=== PROBLEM ===
Write out the material again word for word, dropping any images it holds.

=== SUPPLIED RECORDS ===

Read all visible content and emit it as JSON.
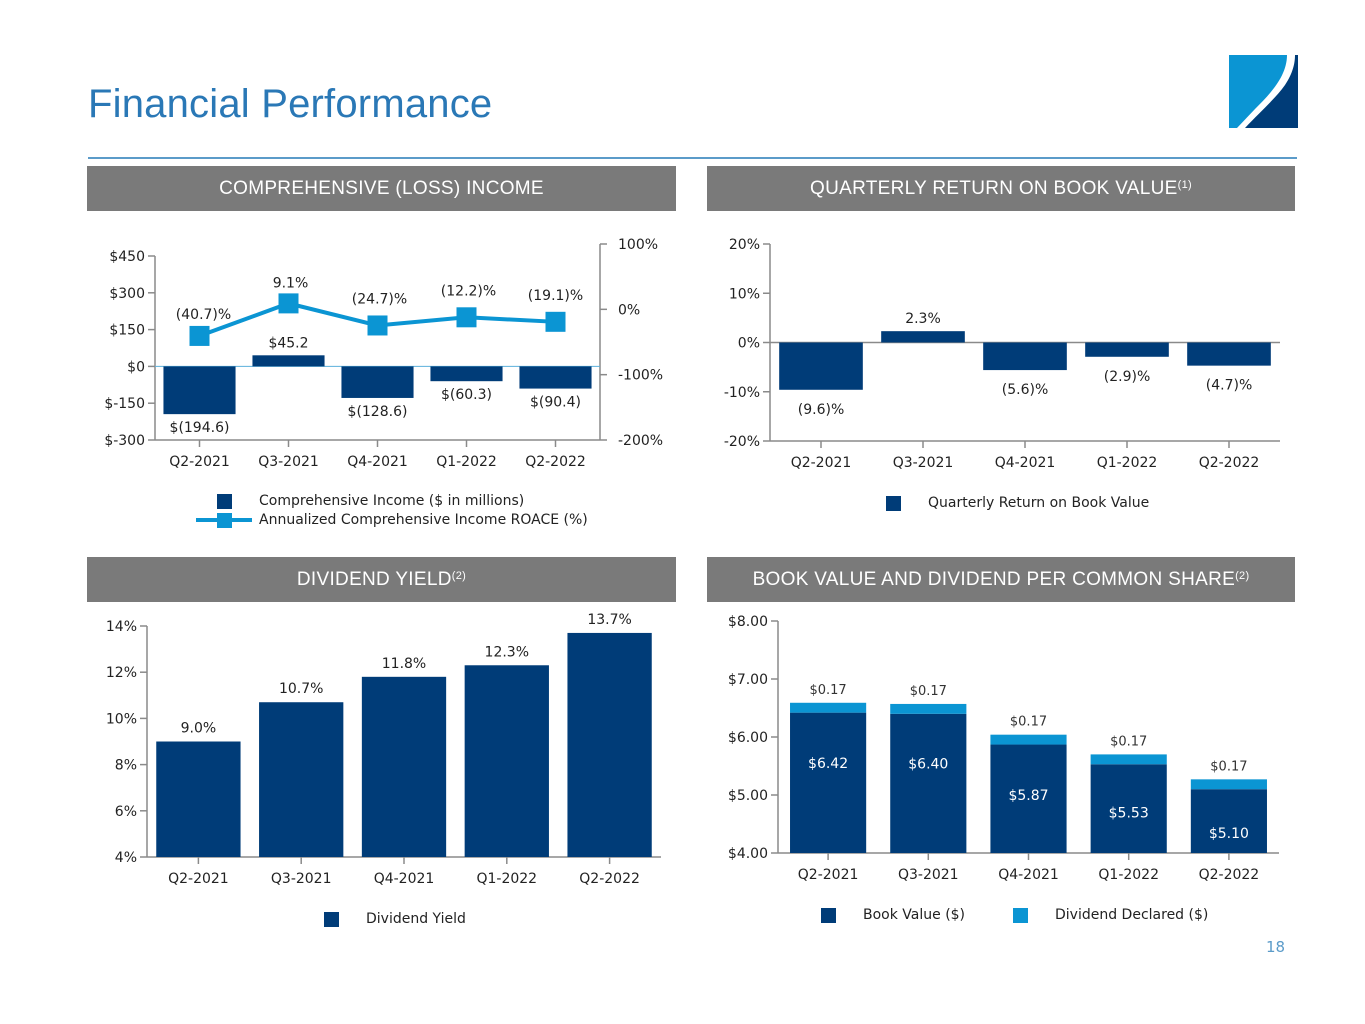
{
  "page": {
    "title": "Financial Performance",
    "page_number": "18",
    "colors": {
      "title": "#2a78b6",
      "header_bg": "#7a7a7a",
      "dark_blue": "#003c78",
      "light_blue": "#0b95d3",
      "rule": "#5b9bc9"
    }
  },
  "logo": {
    "icon": "company-logo-icon"
  },
  "panels": {
    "income": {
      "title": "COMPREHENSIVE (LOSS) INCOME",
      "sup": ""
    },
    "return": {
      "title": "QUARTERLY RETURN ON BOOK VALUE",
      "sup": "(1)"
    },
    "yield": {
      "title": "DIVIDEND YIELD",
      "sup": "(2)"
    },
    "book": {
      "title": "BOOK VALUE AND DIVIDEND PER COMMON SHARE",
      "sup": "(2)"
    }
  },
  "chart_data": [
    {
      "id": "income",
      "type": "bar",
      "title": "COMPREHENSIVE (LOSS) INCOME",
      "categories": [
        "Q2-2021",
        "Q3-2021",
        "Q4-2021",
        "Q1-2022",
        "Q2-2022"
      ],
      "series": [
        {
          "name": "Comprehensive Income ($ in millions)",
          "kind": "bar",
          "axis": "left",
          "values": [
            -194.6,
            45.2,
            -128.6,
            -60.3,
            -90.4
          ],
          "labels": [
            "$(194.6)",
            "$45.2",
            "$(128.6)",
            "$(60.3)",
            "$(90.4)"
          ],
          "color": "#003c78"
        },
        {
          "name": "Annualized Comprehensive Income ROACE (%)",
          "kind": "line",
          "axis": "right",
          "values": [
            -40.7,
            9.1,
            -24.7,
            -12.2,
            -19.1
          ],
          "labels": [
            "(40.7)%",
            "9.1%",
            "(24.7)%",
            "(12.2)%",
            "(19.1)%"
          ],
          "color": "#0b95d3"
        }
      ],
      "y_left": {
        "range": [
          -300,
          450
        ],
        "ticks": [
          -300,
          -150,
          0,
          150,
          300,
          450
        ],
        "tick_labels": [
          "$-300",
          "$-150",
          "$0",
          "$150",
          "$300",
          "$450"
        ]
      },
      "y_right": {
        "range": [
          -200,
          100
        ],
        "ticks": [
          -200,
          -100,
          0,
          100
        ],
        "tick_labels": [
          "-200%",
          "-100%",
          "0%",
          "100%"
        ]
      },
      "legend": "bottom",
      "grid": false
    },
    {
      "id": "return",
      "type": "bar",
      "title": "QUARTERLY RETURN ON BOOK VALUE",
      "categories": [
        "Q2-2021",
        "Q3-2021",
        "Q4-2021",
        "Q1-2022",
        "Q2-2022"
      ],
      "series": [
        {
          "name": "Quarterly Return on Book Value",
          "values": [
            -9.6,
            2.3,
            -5.6,
            -2.9,
            -4.7
          ],
          "labels": [
            "(9.6)%",
            "2.3%",
            "(5.6)%",
            "(2.9)%",
            "(4.7)%"
          ],
          "color": "#003c78"
        }
      ],
      "y": {
        "range": [
          -20,
          20
        ],
        "ticks": [
          -20,
          -10,
          0,
          10,
          20
        ],
        "tick_labels": [
          "-20%",
          "-10%",
          "0%",
          "10%",
          "20%"
        ]
      },
      "legend": "bottom",
      "grid": false
    },
    {
      "id": "yield",
      "type": "bar",
      "title": "DIVIDEND YIELD",
      "categories": [
        "Q2-2021",
        "Q3-2021",
        "Q4-2021",
        "Q1-2022",
        "Q2-2022"
      ],
      "series": [
        {
          "name": "Dividend Yield",
          "values": [
            9.0,
            10.7,
            11.8,
            12.3,
            13.7
          ],
          "labels": [
            "9.0%",
            "10.7%",
            "11.8%",
            "12.3%",
            "13.7%"
          ],
          "color": "#003c78"
        }
      ],
      "y": {
        "range": [
          4,
          14
        ],
        "ticks": [
          4,
          6,
          8,
          10,
          12,
          14
        ],
        "tick_labels": [
          "4%",
          "6%",
          "8%",
          "10%",
          "12%",
          "14%"
        ]
      },
      "legend": "bottom",
      "grid": false
    },
    {
      "id": "book",
      "type": "bar",
      "stacked": true,
      "title": "BOOK VALUE AND DIVIDEND PER COMMON SHARE",
      "categories": [
        "Q2-2021",
        "Q3-2021",
        "Q4-2021",
        "Q1-2022",
        "Q2-2022"
      ],
      "series": [
        {
          "name": "Book Value ($)",
          "values": [
            6.42,
            6.4,
            5.87,
            5.53,
            5.1
          ],
          "labels": [
            "$6.42",
            "$6.40",
            "$5.87",
            "$5.53",
            "$5.10"
          ],
          "color": "#003c78"
        },
        {
          "name": "Dividend Declared ($)",
          "values": [
            0.17,
            0.17,
            0.17,
            0.17,
            0.17
          ],
          "labels": [
            "$0.17",
            "$0.17",
            "$0.17",
            "$0.17",
            "$0.17"
          ],
          "color": "#0b95d3"
        }
      ],
      "y": {
        "range": [
          4,
          8
        ],
        "ticks": [
          4,
          5,
          6,
          7,
          8
        ],
        "tick_labels": [
          "$4.00",
          "$5.00",
          "$6.00",
          "$7.00",
          "$8.00"
        ]
      },
      "legend": "bottom",
      "grid": false
    }
  ]
}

=== SOLUTION FOR THIS TASK ===
Read all visible content and emit it as JSON.
{
  "page": {
    "title": "Financial Performance",
    "page_number": "18",
    "colors": {
      "title": "#2a78b6",
      "header_bg": "#7a7a7a",
      "dark_blue": "#003c78",
      "light_blue": "#0b95d3",
      "rule": "#5b9bc9"
    }
  },
  "logo": {
    "icon": "company-logo-icon"
  },
  "panels": {
    "income": {
      "title": "COMPREHENSIVE (LOSS) INCOME",
      "sup": ""
    },
    "return": {
      "title": "QUARTERLY RETURN ON BOOK VALUE",
      "sup": "(1)"
    },
    "yield": {
      "title": "DIVIDEND YIELD",
      "sup": "(2)"
    },
    "book": {
      "title": "BOOK VALUE AND DIVIDEND PER COMMON SHARE",
      "sup": "(2)"
    }
  },
  "chart_data": [
    {
      "id": "income",
      "type": "bar",
      "title": "COMPREHENSIVE (LOSS) INCOME",
      "categories": [
        "Q2-2021",
        "Q3-2021",
        "Q4-2021",
        "Q1-2022",
        "Q2-2022"
      ],
      "series": [
        {
          "name": "Comprehensive Income ($ in millions)",
          "kind": "bar",
          "axis": "left",
          "values": [
            -194.6,
            45.2,
            -128.6,
            -60.3,
            -90.4
          ],
          "labels": [
            "$(194.6)",
            "$45.2",
            "$(128.6)",
            "$(60.3)",
            "$(90.4)"
          ],
          "color": "#003c78"
        },
        {
          "name": "Annualized Comprehensive Income ROACE (%)",
          "kind": "line",
          "axis": "right",
          "values": [
            -40.7,
            9.1,
            -24.7,
            -12.2,
            -19.1
          ],
          "labels": [
            "(40.7)%",
            "9.1%",
            "(24.7)%",
            "(12.2)%",
            "(19.1)%"
          ],
          "color": "#0b95d3"
        }
      ],
      "y_left": {
        "range": [
          -300,
          450
        ],
        "ticks": [
          -300,
          -150,
          0,
          150,
          300,
          450
        ],
        "tick_labels": [
          "$-300",
          "$-150",
          "$0",
          "$150",
          "$300",
          "$450"
        ]
      },
      "y_right": {
        "range": [
          -200,
          100
        ],
        "ticks": [
          -200,
          -100,
          0,
          100
        ],
        "tick_labels": [
          "-200%",
          "-100%",
          "0%",
          "100%"
        ]
      },
      "legend": "bottom",
      "grid": false
    },
    {
      "id": "return",
      "type": "bar",
      "title": "QUARTERLY RETURN ON BOOK VALUE",
      "categories": [
        "Q2-2021",
        "Q3-2021",
        "Q4-2021",
        "Q1-2022",
        "Q2-2022"
      ],
      "series": [
        {
          "name": "Quarterly Return on Book Value",
          "values": [
            -9.6,
            2.3,
            -5.6,
            -2.9,
            -4.7
          ],
          "labels": [
            "(9.6)%",
            "2.3%",
            "(5.6)%",
            "(2.9)%",
            "(4.7)%"
          ],
          "color": "#003c78"
        }
      ],
      "y": {
        "range": [
          -20,
          20
        ],
        "ticks": [
          -20,
          -10,
          0,
          10,
          20
        ],
        "tick_labels": [
          "-20%",
          "-10%",
          "0%",
          "10%",
          "20%"
        ]
      },
      "legend": "bottom",
      "grid": false
    },
    {
      "id": "yield",
      "type": "bar",
      "title": "DIVIDEND YIELD",
      "categories": [
        "Q2-2021",
        "Q3-2021",
        "Q4-2021",
        "Q1-2022",
        "Q2-2022"
      ],
      "series": [
        {
          "name": "Dividend Yield",
          "values": [
            9.0,
            10.7,
            11.8,
            12.3,
            13.7
          ],
          "labels": [
            "9.0%",
            "10.7%",
            "11.8%",
            "12.3%",
            "13.7%"
          ],
          "color": "#003c78"
        }
      ],
      "y": {
        "range": [
          4,
          14
        ],
        "ticks": [
          4,
          6,
          8,
          10,
          12,
          14
        ],
        "tick_labels": [
          "4%",
          "6%",
          "8%",
          "10%",
          "12%",
          "14%"
        ]
      },
      "legend": "bottom",
      "grid": false
    },
    {
      "id": "book",
      "type": "bar",
      "stacked": true,
      "title": "BOOK VALUE AND DIVIDEND PER COMMON SHARE",
      "categories": [
        "Q2-2021",
        "Q3-2021",
        "Q4-2021",
        "Q1-2022",
        "Q2-2022"
      ],
      "series": [
        {
          "name": "Book Value ($)",
          "values": [
            6.42,
            6.4,
            5.87,
            5.53,
            5.1
          ],
          "labels": [
            "$6.42",
            "$6.40",
            "$5.87",
            "$5.53",
            "$5.10"
          ],
          "color": "#003c78"
        },
        {
          "name": "Dividend Declared ($)",
          "values": [
            0.17,
            0.17,
            0.17,
            0.17,
            0.17
          ],
          "labels": [
            "$0.17",
            "$0.17",
            "$0.17",
            "$0.17",
            "$0.17"
          ],
          "color": "#0b95d3"
        }
      ],
      "y": {
        "range": [
          4,
          8
        ],
        "ticks": [
          4,
          5,
          6,
          7,
          8
        ],
        "tick_labels": [
          "$4.00",
          "$5.00",
          "$6.00",
          "$7.00",
          "$8.00"
        ]
      },
      "legend": "bottom",
      "grid": false
    }
  ]
}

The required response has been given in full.